Reproduce each line from the records that holds "JSON".

===== Data supplied

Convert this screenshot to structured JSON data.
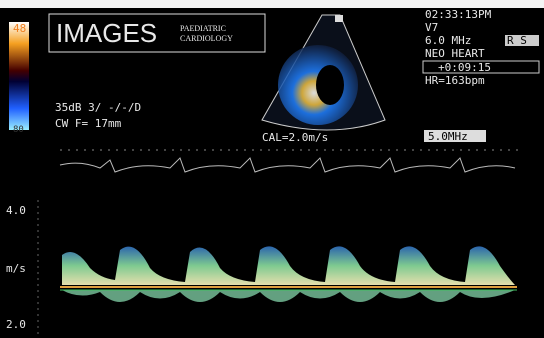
{
  "header": {
    "title": "IMAGES",
    "logo_line1": "PAEDIATRIC",
    "logo_line2": "CARDIOLOGY"
  },
  "colorbar": {
    "top": "48",
    "bottom": "80"
  },
  "settings": {
    "time": "02:33:13PM",
    "probe": "V7",
    "frequency": "6.0 MHz",
    "mode": "R S",
    "preset": "NEO HEART",
    "elapsed": "+0:09:15",
    "heart_rate": "HR=163bpm"
  },
  "acquisition": {
    "gain": "35dB 3/ -/-/D",
    "focus": "CW F= 17mm"
  },
  "calibration": "CAL=2.0m/s",
  "doppler_frequency": "5.0MHz",
  "scale": {
    "top": "4.0",
    "unit": "m/s",
    "bottom": "2.0"
  }
}
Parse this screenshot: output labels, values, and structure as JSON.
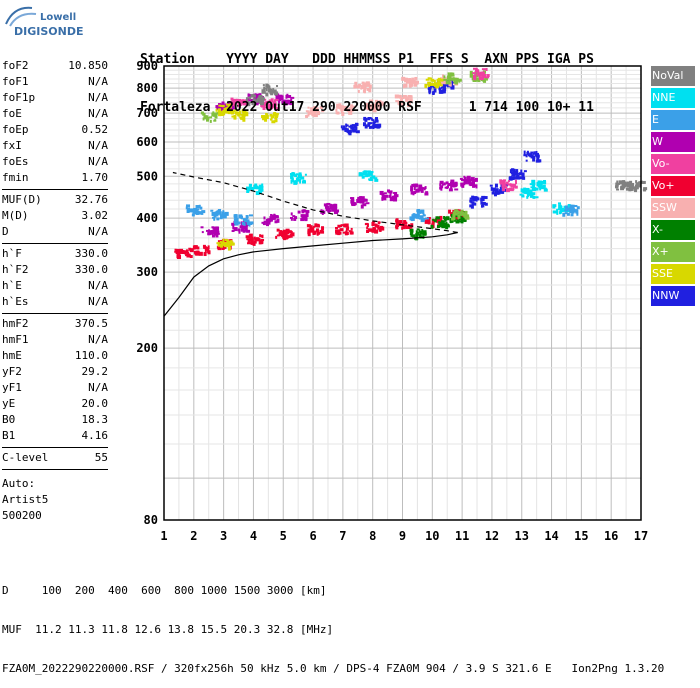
{
  "logo": {
    "line1": "Lowell",
    "line2": "DIGISONDE"
  },
  "header": {
    "line1": "Station    YYYY DAY   DDD HHMMSS P1  FFS S  AXN PPS IGA PS",
    "line2": "Fortaleza  2022 Out17 290 220000 RSF      1 714 100 10+ 11"
  },
  "params": {
    "group1": [
      {
        "k": "foF2",
        "v": "10.850"
      },
      {
        "k": "foF1",
        "v": "N/A"
      },
      {
        "k": "foF1p",
        "v": "N/A"
      },
      {
        "k": "foE",
        "v": "N/A"
      },
      {
        "k": "foEp",
        "v": "0.52"
      },
      {
        "k": "fxI",
        "v": "N/A"
      },
      {
        "k": "foEs",
        "v": "N/A"
      },
      {
        "k": "fmin",
        "v": "1.70"
      }
    ],
    "group2": [
      {
        "k": "MUF(D)",
        "v": "32.76"
      },
      {
        "k": "M(D)",
        "v": "3.02"
      },
      {
        "k": "D",
        "v": "N/A"
      }
    ],
    "group3": [
      {
        "k": "h`F",
        "v": "330.0"
      },
      {
        "k": "h`F2",
        "v": "330.0"
      },
      {
        "k": "h`E",
        "v": "N/A"
      },
      {
        "k": "h`Es",
        "v": "N/A"
      }
    ],
    "group4": [
      {
        "k": "hmF2",
        "v": "370.5"
      },
      {
        "k": "hmF1",
        "v": "N/A"
      },
      {
        "k": "hmE",
        "v": "110.0"
      },
      {
        "k": "yF2",
        "v": "29.2"
      },
      {
        "k": "yF1",
        "v": "N/A"
      },
      {
        "k": "yE",
        "v": "20.0"
      },
      {
        "k": "B0",
        "v": "18.3"
      },
      {
        "k": "B1",
        "v": "4.16"
      }
    ],
    "group5": [
      {
        "k": "C-level",
        "v": "55"
      }
    ],
    "notes": [
      "Auto:",
      "Artist5",
      "500200"
    ]
  },
  "legend": [
    {
      "label": "NoVal",
      "color": "#808080"
    },
    {
      "label": "NNE",
      "color": "#00e0f0"
    },
    {
      "label": "E",
      "color": "#3ba0e8"
    },
    {
      "label": "W",
      "color": "#b000b0"
    },
    {
      "label": "Vo-",
      "color": "#f040a0"
    },
    {
      "label": "Vo+",
      "color": "#f00030"
    },
    {
      "label": "SSW",
      "color": "#f8b0b0"
    },
    {
      "label": "X-",
      "color": "#008000"
    },
    {
      "label": "X+",
      "color": "#80c040"
    },
    {
      "label": "SSE",
      "color": "#d8d800"
    },
    {
      "label": "NNW",
      "color": "#2020e0"
    }
  ],
  "footer": {
    "line1": "D     100  200  400  600  800 1000 1500 3000 [km]",
    "line2": "MUF  11.2 11.3 11.8 12.6 13.8 15.5 20.3 32.8 [MHz]",
    "line3": "FZA0M_2022290220000.RSF / 320fx256h 50 kHz 5.0 km / DPS-4 FZA0M 904 / 3.9 S 321.6 E   Ion2Png 1.3.20"
  },
  "chart_data": {
    "type": "scatter",
    "xlim": [
      1,
      17
    ],
    "ylim": [
      80,
      900
    ],
    "y_scale": "log",
    "x_ticks": [
      1,
      2,
      3,
      4,
      5,
      6,
      7,
      8,
      9,
      10,
      11,
      12,
      13,
      14,
      15,
      16,
      17
    ],
    "y_ticks": [
      80,
      200,
      300,
      400,
      500,
      600,
      700,
      800,
      900
    ],
    "grid": true,
    "series": [
      {
        "color": "#b000b0",
        "points": [
          [
            2.5,
            375
          ],
          [
            3.5,
            385
          ],
          [
            4.5,
            400
          ],
          [
            5.5,
            410
          ],
          [
            6.5,
            425
          ],
          [
            7.5,
            440
          ],
          [
            8.5,
            455
          ],
          [
            9.5,
            470
          ],
          [
            10.5,
            480
          ],
          [
            11.2,
            490
          ],
          [
            3,
            730
          ],
          [
            4,
            760
          ],
          [
            5,
            760
          ]
        ]
      },
      {
        "color": "#f00030",
        "points": [
          [
            1.6,
            335
          ],
          [
            2.2,
            340
          ],
          [
            3,
            350
          ],
          [
            4,
            360
          ],
          [
            5,
            370
          ],
          [
            6,
            380
          ],
          [
            7,
            380
          ],
          [
            8,
            385
          ],
          [
            9,
            390
          ],
          [
            10,
            395
          ],
          [
            10.8,
            410
          ]
        ]
      },
      {
        "color": "#008000",
        "points": [
          [
            9.5,
            370
          ],
          [
            10.2,
            395
          ],
          [
            10.8,
            405
          ]
        ]
      },
      {
        "color": "#2020e0",
        "points": [
          [
            11.5,
            440
          ],
          [
            12.2,
            470
          ],
          [
            12.8,
            510
          ],
          [
            13.3,
            560
          ],
          [
            10.1,
            805
          ],
          [
            10.4,
            825
          ],
          [
            7.2,
            650
          ],
          [
            7.9,
            670
          ]
        ]
      },
      {
        "color": "#00e0f0",
        "points": [
          [
            13.2,
            460
          ],
          [
            13.5,
            480
          ],
          [
            14.3,
            425
          ],
          [
            7.8,
            505
          ],
          [
            5.5,
            500
          ],
          [
            4,
            470
          ]
        ]
      },
      {
        "color": "#3ba0e8",
        "points": [
          [
            2,
            420
          ],
          [
            2.8,
            410
          ],
          [
            3.6,
            400
          ],
          [
            9.5,
            410
          ],
          [
            14.6,
            420
          ]
        ]
      },
      {
        "color": "#f8b0b0",
        "points": [
          [
            6,
            710
          ],
          [
            7,
            720
          ],
          [
            8,
            735
          ],
          [
            9,
            755
          ],
          [
            7.6,
            810
          ],
          [
            9.2,
            830
          ],
          [
            10.5,
            840
          ]
        ]
      },
      {
        "color": "#d8d800",
        "points": [
          [
            3,
            720
          ],
          [
            3.5,
            700
          ],
          [
            4.5,
            690
          ],
          [
            10,
            830
          ],
          [
            3,
            350
          ]
        ]
      },
      {
        "color": "#80c040",
        "points": [
          [
            10.6,
            850
          ],
          [
            11.5,
            860
          ],
          [
            2.5,
            690
          ],
          [
            10.9,
            410
          ]
        ]
      },
      {
        "color": "#f040a0",
        "points": [
          [
            3.5,
            745
          ],
          [
            4.5,
            740
          ],
          [
            11.6,
            870
          ],
          [
            12.5,
            480
          ]
        ]
      },
      {
        "color": "#808080",
        "points": [
          [
            4,
            760
          ],
          [
            4.5,
            800
          ],
          [
            16.4,
            480
          ],
          [
            16.8,
            478
          ]
        ]
      }
    ],
    "profile_curve": [
      [
        1,
        237
      ],
      [
        1.5,
        262
      ],
      [
        2,
        292
      ],
      [
        2.5,
        310
      ],
      [
        3,
        322
      ],
      [
        3.5,
        329
      ],
      [
        4,
        334
      ],
      [
        5,
        340
      ],
      [
        6,
        345
      ],
      [
        7,
        350
      ],
      [
        8,
        355
      ],
      [
        9,
        358
      ],
      [
        10,
        362
      ],
      [
        10.5,
        366
      ],
      [
        10.85,
        370.5
      ],
      [
        10.5,
        374
      ],
      [
        10,
        378
      ],
      [
        9,
        386
      ],
      [
        8,
        394
      ],
      [
        7,
        404
      ],
      [
        6,
        418
      ],
      [
        5,
        438
      ],
      [
        4,
        462
      ],
      [
        3,
        483
      ],
      [
        2,
        498
      ],
      [
        1.3,
        510
      ]
    ]
  }
}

==========

◆ Problem solution:
Convert this screenshot to structured JSON data.
Parse this screenshot: output labels, values, and structure as JSON.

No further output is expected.